### GIVEN REQUEST:
Return each line of the listing that contains the string "Create".

────

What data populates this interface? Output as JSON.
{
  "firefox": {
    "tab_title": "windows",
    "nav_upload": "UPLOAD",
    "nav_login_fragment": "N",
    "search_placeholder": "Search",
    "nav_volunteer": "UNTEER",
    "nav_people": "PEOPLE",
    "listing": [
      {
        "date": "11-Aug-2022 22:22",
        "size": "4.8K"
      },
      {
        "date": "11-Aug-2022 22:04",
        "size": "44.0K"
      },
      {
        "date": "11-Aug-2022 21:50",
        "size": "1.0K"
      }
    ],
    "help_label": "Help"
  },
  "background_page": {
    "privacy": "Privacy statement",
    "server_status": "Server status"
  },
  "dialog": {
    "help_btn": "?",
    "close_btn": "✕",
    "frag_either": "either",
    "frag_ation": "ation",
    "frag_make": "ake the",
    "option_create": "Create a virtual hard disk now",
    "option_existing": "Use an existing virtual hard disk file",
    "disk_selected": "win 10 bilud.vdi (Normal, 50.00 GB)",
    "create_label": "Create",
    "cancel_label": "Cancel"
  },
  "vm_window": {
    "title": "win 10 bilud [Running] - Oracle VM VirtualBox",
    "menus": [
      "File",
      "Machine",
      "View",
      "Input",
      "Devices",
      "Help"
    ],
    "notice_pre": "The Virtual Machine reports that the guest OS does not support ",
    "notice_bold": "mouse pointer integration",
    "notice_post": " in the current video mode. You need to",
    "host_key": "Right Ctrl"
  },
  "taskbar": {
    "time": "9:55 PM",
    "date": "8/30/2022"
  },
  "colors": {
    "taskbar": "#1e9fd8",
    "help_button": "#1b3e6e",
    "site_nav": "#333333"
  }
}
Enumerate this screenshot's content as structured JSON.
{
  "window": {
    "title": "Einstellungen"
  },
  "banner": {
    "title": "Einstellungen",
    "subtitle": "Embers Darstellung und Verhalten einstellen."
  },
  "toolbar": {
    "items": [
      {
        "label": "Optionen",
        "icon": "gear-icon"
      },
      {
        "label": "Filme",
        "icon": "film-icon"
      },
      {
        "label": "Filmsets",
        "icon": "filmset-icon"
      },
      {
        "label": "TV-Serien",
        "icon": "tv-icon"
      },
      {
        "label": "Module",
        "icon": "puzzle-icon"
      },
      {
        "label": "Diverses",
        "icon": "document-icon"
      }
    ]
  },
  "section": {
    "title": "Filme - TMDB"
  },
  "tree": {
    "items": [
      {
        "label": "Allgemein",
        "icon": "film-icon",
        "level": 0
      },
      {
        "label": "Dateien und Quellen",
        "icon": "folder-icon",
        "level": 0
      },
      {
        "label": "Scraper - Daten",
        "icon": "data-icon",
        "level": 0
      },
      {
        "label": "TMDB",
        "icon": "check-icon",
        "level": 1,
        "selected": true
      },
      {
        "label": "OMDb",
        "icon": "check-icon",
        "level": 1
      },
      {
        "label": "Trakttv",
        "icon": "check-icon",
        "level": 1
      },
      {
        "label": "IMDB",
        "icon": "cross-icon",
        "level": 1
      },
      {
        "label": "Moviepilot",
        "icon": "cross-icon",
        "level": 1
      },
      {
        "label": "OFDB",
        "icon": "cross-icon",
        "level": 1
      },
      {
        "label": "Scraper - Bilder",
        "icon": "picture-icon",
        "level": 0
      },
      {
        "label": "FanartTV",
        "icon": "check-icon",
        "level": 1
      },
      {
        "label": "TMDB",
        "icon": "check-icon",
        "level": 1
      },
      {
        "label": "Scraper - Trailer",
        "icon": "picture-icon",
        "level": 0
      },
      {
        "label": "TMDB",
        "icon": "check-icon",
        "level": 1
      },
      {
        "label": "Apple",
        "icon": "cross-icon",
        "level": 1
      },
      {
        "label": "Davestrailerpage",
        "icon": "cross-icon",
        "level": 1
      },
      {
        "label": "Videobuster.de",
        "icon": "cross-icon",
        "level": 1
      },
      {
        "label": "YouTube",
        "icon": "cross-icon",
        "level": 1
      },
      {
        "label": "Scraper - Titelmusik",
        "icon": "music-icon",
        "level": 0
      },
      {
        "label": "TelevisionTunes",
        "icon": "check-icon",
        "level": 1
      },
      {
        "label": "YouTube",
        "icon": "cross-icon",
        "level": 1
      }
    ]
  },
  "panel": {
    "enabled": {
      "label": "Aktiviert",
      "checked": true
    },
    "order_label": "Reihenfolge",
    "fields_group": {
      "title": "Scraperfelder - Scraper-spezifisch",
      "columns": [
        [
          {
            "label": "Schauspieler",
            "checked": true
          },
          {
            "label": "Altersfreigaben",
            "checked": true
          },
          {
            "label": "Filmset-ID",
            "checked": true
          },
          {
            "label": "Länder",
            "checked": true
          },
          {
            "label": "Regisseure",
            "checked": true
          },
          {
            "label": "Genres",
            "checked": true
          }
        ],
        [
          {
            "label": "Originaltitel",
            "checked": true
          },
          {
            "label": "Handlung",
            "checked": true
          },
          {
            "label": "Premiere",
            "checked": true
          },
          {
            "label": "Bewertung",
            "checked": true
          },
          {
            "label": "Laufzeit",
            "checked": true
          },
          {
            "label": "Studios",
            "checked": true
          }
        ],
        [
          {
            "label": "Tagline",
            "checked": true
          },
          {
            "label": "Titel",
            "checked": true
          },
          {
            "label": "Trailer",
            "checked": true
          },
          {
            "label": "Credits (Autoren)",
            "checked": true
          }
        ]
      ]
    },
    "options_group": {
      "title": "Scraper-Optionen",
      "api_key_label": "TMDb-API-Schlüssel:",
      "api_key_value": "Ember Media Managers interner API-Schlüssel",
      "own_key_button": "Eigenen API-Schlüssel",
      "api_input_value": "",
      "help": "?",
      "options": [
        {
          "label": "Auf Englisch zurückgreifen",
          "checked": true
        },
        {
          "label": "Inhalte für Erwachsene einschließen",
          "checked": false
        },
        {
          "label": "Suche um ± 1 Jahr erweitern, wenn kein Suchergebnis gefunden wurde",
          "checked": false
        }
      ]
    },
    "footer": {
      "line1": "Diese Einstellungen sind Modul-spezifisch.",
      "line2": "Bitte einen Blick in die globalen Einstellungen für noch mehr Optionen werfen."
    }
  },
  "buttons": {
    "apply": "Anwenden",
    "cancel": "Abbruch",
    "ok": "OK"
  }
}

────

### FULL OUTPUT:
    "option_create": "Create a virtual hard disk now",
    "create_label": "Create",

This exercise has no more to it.